Dataset items:
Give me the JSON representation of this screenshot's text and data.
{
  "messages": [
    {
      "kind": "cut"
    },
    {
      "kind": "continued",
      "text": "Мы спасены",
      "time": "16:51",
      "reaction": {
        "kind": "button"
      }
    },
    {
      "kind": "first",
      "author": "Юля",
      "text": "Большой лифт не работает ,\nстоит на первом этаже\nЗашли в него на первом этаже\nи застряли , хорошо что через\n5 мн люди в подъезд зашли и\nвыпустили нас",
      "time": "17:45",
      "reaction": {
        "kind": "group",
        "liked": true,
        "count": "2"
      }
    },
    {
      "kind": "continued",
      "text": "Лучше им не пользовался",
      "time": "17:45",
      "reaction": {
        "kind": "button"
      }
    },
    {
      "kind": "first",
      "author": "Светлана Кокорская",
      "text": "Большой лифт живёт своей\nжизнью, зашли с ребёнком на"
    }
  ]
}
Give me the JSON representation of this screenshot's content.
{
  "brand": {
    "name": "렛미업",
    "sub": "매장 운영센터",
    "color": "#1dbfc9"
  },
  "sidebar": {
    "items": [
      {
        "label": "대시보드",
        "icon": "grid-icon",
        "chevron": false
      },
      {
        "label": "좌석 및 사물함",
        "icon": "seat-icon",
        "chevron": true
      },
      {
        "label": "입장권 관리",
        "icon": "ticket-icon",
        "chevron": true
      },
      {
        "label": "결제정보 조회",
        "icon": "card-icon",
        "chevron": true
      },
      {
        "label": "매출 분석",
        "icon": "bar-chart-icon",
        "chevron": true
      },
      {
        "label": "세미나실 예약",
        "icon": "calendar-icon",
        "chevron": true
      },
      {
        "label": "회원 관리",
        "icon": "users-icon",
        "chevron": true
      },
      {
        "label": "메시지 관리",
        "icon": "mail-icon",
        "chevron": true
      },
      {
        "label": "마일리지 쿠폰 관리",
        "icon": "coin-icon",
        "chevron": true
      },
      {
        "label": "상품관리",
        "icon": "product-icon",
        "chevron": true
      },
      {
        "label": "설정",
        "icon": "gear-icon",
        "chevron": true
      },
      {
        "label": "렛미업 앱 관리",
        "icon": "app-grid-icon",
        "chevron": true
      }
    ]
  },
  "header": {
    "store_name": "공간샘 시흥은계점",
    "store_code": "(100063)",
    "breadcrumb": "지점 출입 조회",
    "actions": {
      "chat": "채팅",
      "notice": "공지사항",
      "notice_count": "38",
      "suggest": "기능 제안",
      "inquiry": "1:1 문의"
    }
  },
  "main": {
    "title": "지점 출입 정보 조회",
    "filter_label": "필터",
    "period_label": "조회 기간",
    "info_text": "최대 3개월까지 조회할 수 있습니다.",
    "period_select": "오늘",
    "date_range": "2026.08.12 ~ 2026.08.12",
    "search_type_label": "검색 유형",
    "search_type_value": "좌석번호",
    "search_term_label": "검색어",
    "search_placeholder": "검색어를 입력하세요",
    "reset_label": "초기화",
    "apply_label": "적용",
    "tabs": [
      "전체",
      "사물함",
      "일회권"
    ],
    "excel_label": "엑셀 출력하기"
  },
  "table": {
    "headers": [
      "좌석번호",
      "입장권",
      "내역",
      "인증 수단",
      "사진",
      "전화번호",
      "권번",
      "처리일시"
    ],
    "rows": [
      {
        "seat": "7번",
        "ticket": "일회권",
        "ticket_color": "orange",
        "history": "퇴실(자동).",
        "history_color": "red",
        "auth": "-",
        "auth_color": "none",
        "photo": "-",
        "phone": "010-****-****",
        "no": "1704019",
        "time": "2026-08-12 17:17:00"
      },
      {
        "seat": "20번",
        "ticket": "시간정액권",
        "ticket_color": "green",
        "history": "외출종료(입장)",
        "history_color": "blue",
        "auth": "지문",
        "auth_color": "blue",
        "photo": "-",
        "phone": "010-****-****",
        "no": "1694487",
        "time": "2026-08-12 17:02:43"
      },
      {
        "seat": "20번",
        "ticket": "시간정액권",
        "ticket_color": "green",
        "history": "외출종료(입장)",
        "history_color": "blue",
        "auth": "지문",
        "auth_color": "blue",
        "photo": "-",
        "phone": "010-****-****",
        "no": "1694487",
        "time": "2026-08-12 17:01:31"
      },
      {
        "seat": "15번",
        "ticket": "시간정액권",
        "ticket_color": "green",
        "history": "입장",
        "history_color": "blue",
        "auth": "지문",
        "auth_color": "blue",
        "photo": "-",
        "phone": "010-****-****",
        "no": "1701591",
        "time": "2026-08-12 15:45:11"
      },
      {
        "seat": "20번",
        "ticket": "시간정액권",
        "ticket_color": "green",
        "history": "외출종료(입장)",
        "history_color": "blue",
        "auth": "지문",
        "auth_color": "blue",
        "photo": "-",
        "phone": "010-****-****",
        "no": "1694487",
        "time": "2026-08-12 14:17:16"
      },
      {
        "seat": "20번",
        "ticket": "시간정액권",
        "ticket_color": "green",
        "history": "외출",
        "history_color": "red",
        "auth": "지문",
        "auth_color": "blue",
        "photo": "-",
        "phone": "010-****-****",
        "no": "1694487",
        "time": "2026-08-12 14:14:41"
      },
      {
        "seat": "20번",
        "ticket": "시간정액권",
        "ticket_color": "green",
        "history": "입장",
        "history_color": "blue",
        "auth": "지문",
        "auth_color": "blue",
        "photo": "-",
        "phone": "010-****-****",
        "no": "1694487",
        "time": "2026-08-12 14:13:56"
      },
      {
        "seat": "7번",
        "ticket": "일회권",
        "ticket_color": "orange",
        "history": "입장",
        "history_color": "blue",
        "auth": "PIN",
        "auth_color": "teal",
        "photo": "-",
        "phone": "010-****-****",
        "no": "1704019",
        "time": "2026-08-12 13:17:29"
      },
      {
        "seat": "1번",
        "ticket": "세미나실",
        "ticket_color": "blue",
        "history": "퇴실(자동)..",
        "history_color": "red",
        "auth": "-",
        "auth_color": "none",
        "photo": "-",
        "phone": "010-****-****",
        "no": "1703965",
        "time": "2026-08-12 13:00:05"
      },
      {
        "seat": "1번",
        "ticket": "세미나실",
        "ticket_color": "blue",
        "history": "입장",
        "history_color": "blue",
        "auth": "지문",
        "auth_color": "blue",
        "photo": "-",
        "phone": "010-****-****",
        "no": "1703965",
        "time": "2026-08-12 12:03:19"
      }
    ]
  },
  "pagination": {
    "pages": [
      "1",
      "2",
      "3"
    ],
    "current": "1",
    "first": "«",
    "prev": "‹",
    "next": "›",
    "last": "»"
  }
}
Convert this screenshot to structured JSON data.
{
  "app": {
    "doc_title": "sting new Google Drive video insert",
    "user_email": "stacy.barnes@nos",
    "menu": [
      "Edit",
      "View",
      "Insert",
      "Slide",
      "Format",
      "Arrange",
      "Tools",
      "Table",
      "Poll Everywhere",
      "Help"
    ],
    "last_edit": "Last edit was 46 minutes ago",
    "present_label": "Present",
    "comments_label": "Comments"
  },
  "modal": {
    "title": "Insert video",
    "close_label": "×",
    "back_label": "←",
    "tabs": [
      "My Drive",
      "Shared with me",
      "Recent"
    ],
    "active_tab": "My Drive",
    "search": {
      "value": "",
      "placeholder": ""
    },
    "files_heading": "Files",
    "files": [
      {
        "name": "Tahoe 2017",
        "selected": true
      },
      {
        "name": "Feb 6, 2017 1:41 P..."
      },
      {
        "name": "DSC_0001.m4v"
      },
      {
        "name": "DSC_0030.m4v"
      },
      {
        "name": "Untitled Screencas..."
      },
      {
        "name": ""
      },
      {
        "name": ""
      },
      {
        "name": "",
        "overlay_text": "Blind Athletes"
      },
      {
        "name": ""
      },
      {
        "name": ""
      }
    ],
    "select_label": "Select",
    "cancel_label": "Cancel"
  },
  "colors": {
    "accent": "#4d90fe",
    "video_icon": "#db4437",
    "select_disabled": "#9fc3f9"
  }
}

Required task: Count every line in the entries above where the word "screenshot" appears; respond with the number alone.

Solution for this exercise: 3